Records about charts and figures:
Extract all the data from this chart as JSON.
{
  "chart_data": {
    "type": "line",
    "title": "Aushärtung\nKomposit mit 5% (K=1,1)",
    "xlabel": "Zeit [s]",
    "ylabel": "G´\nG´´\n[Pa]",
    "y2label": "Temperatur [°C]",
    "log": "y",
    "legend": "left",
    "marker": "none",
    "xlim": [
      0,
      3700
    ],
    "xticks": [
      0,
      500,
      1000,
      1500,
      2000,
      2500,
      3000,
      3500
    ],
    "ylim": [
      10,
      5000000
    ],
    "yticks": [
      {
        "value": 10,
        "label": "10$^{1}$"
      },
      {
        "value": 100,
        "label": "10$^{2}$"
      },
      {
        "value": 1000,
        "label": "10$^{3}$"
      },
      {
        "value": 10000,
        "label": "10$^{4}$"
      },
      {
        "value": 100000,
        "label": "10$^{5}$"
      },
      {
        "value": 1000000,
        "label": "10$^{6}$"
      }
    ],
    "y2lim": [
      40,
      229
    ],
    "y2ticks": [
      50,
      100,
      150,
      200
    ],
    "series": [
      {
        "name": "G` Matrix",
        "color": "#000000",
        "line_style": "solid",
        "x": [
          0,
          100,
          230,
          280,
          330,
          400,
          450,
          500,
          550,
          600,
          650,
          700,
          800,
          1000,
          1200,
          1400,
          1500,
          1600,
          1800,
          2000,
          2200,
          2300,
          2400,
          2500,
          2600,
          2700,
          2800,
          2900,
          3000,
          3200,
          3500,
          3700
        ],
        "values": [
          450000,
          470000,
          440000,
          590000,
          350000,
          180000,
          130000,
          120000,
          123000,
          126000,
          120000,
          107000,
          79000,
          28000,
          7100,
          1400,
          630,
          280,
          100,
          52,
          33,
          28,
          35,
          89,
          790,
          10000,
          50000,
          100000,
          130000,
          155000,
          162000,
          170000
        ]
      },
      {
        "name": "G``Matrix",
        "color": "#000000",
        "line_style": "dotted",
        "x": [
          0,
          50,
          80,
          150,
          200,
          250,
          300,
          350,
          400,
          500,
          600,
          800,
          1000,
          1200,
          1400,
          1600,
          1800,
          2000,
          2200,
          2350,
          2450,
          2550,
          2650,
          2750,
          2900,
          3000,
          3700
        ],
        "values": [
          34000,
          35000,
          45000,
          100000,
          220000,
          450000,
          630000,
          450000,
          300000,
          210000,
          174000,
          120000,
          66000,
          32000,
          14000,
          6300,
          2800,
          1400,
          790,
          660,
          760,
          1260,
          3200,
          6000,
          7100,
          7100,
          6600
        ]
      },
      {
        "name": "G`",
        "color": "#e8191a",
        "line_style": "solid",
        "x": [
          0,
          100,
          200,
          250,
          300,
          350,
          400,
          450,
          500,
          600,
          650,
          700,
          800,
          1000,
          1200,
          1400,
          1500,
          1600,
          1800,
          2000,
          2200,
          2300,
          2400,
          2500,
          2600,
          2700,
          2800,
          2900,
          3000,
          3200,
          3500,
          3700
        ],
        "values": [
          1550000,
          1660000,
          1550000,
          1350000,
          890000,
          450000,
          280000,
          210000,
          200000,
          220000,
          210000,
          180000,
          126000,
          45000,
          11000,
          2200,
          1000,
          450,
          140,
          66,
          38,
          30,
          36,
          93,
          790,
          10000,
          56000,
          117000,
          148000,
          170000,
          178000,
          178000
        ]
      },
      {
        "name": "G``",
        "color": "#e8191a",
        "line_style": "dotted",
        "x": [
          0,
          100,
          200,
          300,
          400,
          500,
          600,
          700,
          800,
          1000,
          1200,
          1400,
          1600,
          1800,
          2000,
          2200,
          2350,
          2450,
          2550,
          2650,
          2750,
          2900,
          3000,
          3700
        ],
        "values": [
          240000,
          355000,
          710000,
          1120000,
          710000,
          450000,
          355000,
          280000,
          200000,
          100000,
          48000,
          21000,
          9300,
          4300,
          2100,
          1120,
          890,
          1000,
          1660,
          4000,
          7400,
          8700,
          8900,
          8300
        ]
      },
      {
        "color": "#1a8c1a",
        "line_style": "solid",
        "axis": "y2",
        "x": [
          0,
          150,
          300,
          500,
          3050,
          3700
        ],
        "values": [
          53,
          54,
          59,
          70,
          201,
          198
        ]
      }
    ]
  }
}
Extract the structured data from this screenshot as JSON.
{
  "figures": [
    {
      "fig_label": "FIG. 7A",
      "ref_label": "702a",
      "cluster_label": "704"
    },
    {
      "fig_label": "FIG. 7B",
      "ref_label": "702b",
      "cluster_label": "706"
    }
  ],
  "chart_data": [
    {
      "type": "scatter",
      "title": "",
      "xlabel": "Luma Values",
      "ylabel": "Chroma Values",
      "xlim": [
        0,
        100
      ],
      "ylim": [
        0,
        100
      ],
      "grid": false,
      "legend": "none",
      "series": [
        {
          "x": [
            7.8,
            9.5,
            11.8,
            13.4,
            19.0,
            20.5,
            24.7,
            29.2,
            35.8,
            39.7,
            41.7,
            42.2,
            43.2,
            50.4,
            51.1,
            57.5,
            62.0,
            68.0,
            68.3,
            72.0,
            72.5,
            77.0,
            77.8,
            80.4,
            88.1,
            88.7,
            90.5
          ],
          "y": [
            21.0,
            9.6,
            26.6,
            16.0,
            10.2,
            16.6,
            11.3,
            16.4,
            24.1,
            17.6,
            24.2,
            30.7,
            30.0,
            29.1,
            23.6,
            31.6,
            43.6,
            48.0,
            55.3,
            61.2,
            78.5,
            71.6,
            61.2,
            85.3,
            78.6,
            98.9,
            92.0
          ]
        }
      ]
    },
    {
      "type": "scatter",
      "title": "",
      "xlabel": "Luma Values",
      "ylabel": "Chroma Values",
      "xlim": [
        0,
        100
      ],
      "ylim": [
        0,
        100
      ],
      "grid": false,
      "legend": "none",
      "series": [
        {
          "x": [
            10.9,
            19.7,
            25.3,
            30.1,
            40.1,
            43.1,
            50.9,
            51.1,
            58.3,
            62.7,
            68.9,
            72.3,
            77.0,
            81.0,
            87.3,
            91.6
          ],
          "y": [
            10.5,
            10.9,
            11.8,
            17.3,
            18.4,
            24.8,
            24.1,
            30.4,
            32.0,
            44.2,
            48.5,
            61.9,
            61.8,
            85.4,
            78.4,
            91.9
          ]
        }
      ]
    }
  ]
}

■ The exercise ■
Reproduce the records above exactly as they appear.

■ Exercise solution ■
Extract all the data from this chart as JSON.
{
  "chart_data": {
    "type": "line",
    "title": "Aushärtung\nKomposit mit 5% (K=1,1)",
    "xlabel": "Zeit [s]",
    "ylabel": "G´\nG´´\n[Pa]",
    "y2label": "Temperatur [°C]",
    "log": "y",
    "legend": "left",
    "marker": "none",
    "xlim": [
      0,
      3700
    ],
    "xticks": [
      0,
      500,
      1000,
      1500,
      2000,
      2500,
      3000,
      3500
    ],
    "ylim": [
      10,
      5000000
    ],
    "yticks": [
      {
        "value": 10,
        "label": "10$^{1}$"
      },
      {
        "value": 100,
        "label": "10$^{2}$"
      },
      {
        "value": 1000,
        "label": "10$^{3}$"
      },
      {
        "value": 10000,
        "label": "10$^{4}$"
      },
      {
        "value": 100000,
        "label": "10$^{5}$"
      },
      {
        "value": 1000000,
        "label": "10$^{6}$"
      }
    ],
    "y2lim": [
      40,
      229
    ],
    "y2ticks": [
      50,
      100,
      150,
      200
    ],
    "series": [
      {
        "name": "G` Matrix",
        "color": "#000000",
        "line_style": "solid",
        "x": [
          0,
          100,
          230,
          280,
          330,
          400,
          450,
          500,
          550,
          600,
          650,
          700,
          800,
          1000,
          1200,
          1400,
          1500,
          1600,
          1800,
          2000,
          2200,
          2300,
          2400,
          2500,
          2600,
          2700,
          2800,
          2900,
          3000,
          3200,
          3500,
          3700
        ],
        "values": [
          450000,
          470000,
          440000,
          590000,
          350000,
          180000,
          130000,
          120000,
          123000,
          126000,
          120000,
          107000,
          79000,
          28000,
          7100,
          1400,
          630,
          280,
          100,
          52,
          33,
          28,
          35,
          89,
          790,
          10000,
          50000,
          100000,
          130000,
          155000,
          162000,
          170000
        ]
      },
      {
        "name": "G``Matrix",
        "color": "#000000",
        "line_style": "dotted",
        "x": [
          0,
          50,
          80,
          150,
          200,
          250,
          300,
          350,
          400,
          500,
          600,
          800,
          1000,
          1200,
          1400,
          1600,
          1800,
          2000,
          2200,
          2350,
          2450,
          2550,
          2650,
          2750,
          2900,
          3000,
          3700
        ],
        "values": [
          34000,
          35000,
          45000,
          100000,
          220000,
          450000,
          630000,
          450000,
          300000,
          210000,
          174000,
          120000,
          66000,
          32000,
          14000,
          6300,
          2800,
          1400,
          790,
          660,
          760,
          1260,
          3200,
          6000,
          7100,
          7100,
          6600
        ]
      },
      {
        "name": "G`",
        "color": "#e8191a",
        "line_style": "solid",
        "x": [
          0,
          100,
          200,
          250,
          300,
          350,
          400,
          450,
          500,
          600,
          650,
          700,
          800,
          1000,
          1200,
          1400,
          1500,
          1600,
          1800,
          2000,
          2200,
          2300,
          2400,
          2500,
          2600,
          2700,
          2800,
          2900,
          3000,
          3200,
          3500,
          3700
        ],
        "values": [
          1550000,
          1660000,
          1550000,
          1350000,
          890000,
          450000,
          280000,
          210000,
          200000,
          220000,
          210000,
          180000,
          126000,
          45000,
          11000,
          2200,
          1000,
          450,
          140,
          66,
          38,
          30,
          36,
          93,
          790,
          10000,
          56000,
          117000,
          148000,
          170000,
          178000,
          178000
        ]
      },
      {
        "name": "G``",
        "color": "#e8191a",
        "line_style": "dotted",
        "x": [
          0,
          100,
          200,
          300,
          400,
          500,
          600,
          700,
          800,
          1000,
          1200,
          1400,
          1600,
          1800,
          2000,
          2200,
          2350,
          2450,
          2550,
          2650,
          2750,
          2900,
          3000,
          3700
        ],
        "values": [
          240000,
          355000,
          710000,
          1120000,
          710000,
          450000,
          355000,
          280000,
          200000,
          100000,
          48000,
          21000,
          9300,
          4300,
          2100,
          1120,
          890,
          1000,
          1660,
          4000,
          7400,
          8700,
          8900,
          8300
        ]
      },
      {
        "color": "#1a8c1a",
        "line_style": "solid",
        "axis": "y2",
        "x": [
          0,
          150,
          300,
          500,
          3050,
          3700
        ],
        "values": [
          53,
          54,
          59,
          70,
          201,
          198
        ]
      }
    ]
  }
}
Extract the structured data from this screenshot as JSON.
{
  "figures": [
    {
      "fig_label": "FIG. 7A",
      "ref_label": "702a",
      "cluster_label": "704"
    },
    {
      "fig_label": "FIG. 7B",
      "ref_label": "702b",
      "cluster_label": "706"
    }
  ],
  "chart_data": [
    {
      "type": "scatter",
      "title": "",
      "xlabel": "Luma Values",
      "ylabel": "Chroma Values",
      "xlim": [
        0,
        100
      ],
      "ylim": [
        0,
        100
      ],
      "grid": false,
      "legend": "none",
      "series": [
        {
          "x": [
            7.8,
            9.5,
            11.8,
            13.4,
            19.0,
            20.5,
            24.7,
            29.2,
            35.8,
            39.7,
            41.7,
            42.2,
            43.2,
            50.4,
            51.1,
            57.5,
            62.0,
            68.0,
            68.3,
            72.0,
            72.5,
            77.0,
            77.8,
            80.4,
            88.1,
            88.7,
            90.5
          ],
          "y": [
            21.0,
            9.6,
            26.6,
            16.0,
            10.2,
            16.6,
            11.3,
            16.4,
            24.1,
            17.6,
            24.2,
            30.7,
            30.0,
            29.1,
            23.6,
            31.6,
            43.6,
            48.0,
            55.3,
            61.2,
            78.5,
            71.6,
            61.2,
            85.3,
            78.6,
            98.9,
            92.0
          ]
        }
      ]
    },
    {
      "type": "scatter",
      "title": "",
      "xlabel": "Luma Values",
      "ylabel": "Chroma Values",
      "xlim": [
        0,
        100
      ],
      "ylim": [
        0,
        100
      ],
      "grid": false,
      "legend": "none",
      "series": [
        {
          "x": [
            10.9,
            19.7,
            25.3,
            30.1,
            40.1,
            43.1,
            50.9,
            51.1,
            58.3,
            62.7,
            68.9,
            72.3,
            77.0,
            81.0,
            87.3,
            91.6
          ],
          "y": [
            10.5,
            10.9,
            11.8,
            17.3,
            18.4,
            24.8,
            24.1,
            30.4,
            32.0,
            44.2,
            48.5,
            61.9,
            61.8,
            85.4,
            78.4,
            91.9
          ]
        }
      ]
    }
  ]
}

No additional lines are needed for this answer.